(begin)

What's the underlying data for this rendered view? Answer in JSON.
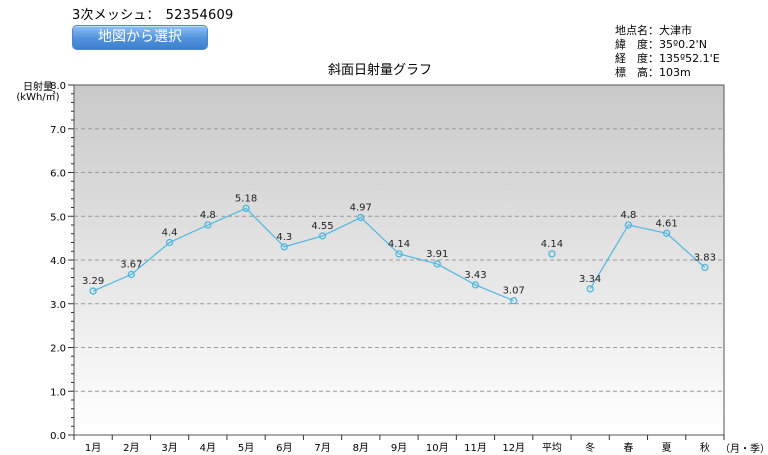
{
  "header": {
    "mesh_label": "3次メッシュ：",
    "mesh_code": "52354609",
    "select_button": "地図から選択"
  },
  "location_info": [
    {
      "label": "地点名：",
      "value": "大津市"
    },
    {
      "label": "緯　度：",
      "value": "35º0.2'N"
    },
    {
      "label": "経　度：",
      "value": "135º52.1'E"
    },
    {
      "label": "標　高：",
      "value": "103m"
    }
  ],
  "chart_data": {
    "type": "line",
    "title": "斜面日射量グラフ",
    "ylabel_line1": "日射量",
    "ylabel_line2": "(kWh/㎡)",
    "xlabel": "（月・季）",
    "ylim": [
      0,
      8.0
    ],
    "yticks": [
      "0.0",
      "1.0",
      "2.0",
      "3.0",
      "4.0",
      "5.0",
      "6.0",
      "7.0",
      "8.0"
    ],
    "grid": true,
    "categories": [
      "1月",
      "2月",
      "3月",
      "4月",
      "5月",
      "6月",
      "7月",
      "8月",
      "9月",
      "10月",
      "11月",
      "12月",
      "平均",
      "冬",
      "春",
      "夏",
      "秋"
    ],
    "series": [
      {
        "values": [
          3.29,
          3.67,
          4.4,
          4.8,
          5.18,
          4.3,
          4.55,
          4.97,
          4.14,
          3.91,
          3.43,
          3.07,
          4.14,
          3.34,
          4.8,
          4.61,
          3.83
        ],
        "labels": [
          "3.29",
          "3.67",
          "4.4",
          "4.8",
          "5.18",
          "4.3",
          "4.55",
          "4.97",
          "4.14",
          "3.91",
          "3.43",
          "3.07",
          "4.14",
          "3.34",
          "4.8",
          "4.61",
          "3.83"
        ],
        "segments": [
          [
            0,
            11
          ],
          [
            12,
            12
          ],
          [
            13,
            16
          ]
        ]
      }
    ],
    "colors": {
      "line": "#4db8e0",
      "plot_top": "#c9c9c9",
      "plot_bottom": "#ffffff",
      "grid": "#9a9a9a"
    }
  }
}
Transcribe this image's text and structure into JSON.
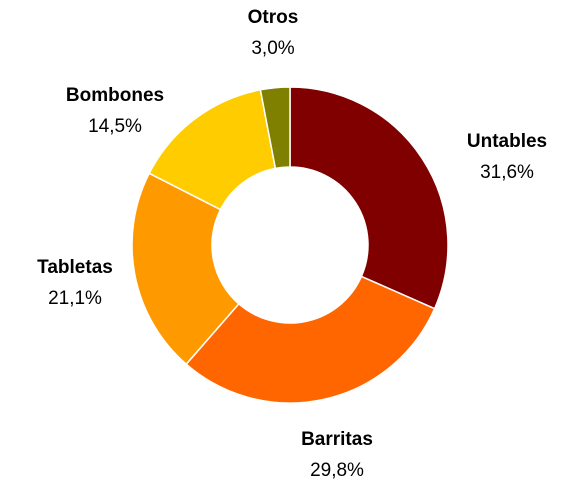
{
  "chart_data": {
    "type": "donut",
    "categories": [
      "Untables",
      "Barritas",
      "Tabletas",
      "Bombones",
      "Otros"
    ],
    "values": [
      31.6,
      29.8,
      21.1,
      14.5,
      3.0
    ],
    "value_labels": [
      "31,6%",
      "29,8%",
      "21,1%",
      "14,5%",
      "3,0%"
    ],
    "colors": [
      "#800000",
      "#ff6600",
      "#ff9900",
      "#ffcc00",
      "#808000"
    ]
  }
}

(end)

Description of the task
Quote exactly the lines from the one that contains "Transcribe this image's" through the end of the listing above, both ends included, leaving out the pictures.

Finished task
Transcribe this image's text and structure into JSON.
{
  "chart_data": {
    "type": "donut",
    "categories": [
      "Untables",
      "Barritas",
      "Tabletas",
      "Bombones",
      "Otros"
    ],
    "values": [
      31.6,
      29.8,
      21.1,
      14.5,
      3.0
    ],
    "value_labels": [
      "31,6%",
      "29,8%",
      "21,1%",
      "14,5%",
      "3,0%"
    ],
    "colors": [
      "#800000",
      "#ff6600",
      "#ff9900",
      "#ffcc00",
      "#808000"
    ]
  }
}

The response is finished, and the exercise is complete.